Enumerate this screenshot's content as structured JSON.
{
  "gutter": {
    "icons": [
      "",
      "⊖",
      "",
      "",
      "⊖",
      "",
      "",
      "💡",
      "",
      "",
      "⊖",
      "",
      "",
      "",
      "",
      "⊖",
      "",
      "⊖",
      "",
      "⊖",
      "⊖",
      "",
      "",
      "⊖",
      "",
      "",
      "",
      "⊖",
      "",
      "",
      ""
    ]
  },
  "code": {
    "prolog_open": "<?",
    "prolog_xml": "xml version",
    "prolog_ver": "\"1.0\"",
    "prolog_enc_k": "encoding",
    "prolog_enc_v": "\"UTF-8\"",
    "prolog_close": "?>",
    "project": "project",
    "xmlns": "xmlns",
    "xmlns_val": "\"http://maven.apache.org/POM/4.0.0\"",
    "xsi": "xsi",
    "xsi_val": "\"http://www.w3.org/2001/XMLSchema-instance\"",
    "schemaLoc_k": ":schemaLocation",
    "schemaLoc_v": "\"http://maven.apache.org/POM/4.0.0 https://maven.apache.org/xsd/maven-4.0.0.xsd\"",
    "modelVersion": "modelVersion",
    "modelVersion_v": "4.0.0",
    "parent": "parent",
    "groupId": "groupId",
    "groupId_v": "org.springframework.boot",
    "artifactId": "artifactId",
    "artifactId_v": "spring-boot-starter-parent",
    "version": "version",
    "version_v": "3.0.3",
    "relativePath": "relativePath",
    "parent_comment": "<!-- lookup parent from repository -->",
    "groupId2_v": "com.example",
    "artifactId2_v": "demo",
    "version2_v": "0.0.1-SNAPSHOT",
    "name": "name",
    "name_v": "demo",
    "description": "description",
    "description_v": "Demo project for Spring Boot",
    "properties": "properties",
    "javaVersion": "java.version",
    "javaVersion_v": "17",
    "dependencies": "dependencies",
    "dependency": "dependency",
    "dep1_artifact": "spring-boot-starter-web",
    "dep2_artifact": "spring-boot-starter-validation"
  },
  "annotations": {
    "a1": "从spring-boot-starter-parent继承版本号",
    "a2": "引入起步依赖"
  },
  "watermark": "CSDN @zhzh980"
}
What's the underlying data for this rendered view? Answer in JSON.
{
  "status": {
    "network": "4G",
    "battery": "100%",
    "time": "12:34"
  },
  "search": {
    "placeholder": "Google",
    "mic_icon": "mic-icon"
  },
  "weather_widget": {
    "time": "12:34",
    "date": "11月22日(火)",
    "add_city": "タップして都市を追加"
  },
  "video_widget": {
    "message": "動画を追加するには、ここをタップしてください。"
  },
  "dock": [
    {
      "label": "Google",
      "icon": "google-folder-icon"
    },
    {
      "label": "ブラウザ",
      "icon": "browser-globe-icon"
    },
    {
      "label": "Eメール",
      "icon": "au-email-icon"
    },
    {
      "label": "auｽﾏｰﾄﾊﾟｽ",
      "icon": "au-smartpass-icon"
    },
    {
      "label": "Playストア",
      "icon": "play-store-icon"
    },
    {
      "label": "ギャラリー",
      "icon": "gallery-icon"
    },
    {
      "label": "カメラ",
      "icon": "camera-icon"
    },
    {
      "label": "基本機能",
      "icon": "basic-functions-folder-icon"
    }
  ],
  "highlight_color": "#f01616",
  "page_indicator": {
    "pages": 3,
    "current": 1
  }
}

---------------

*What to work on:* From the data, list each line in which the string "apache" appears.

*Complete answer:*
    "xmlns_val": "\"http://maven.apache.org/POM/4.0.0\"",
    "schemaLoc_v": "\"http://maven.apache.org/POM/4.0.0 https://maven.apache.org/xsd/maven-4.0.0.xsd\"",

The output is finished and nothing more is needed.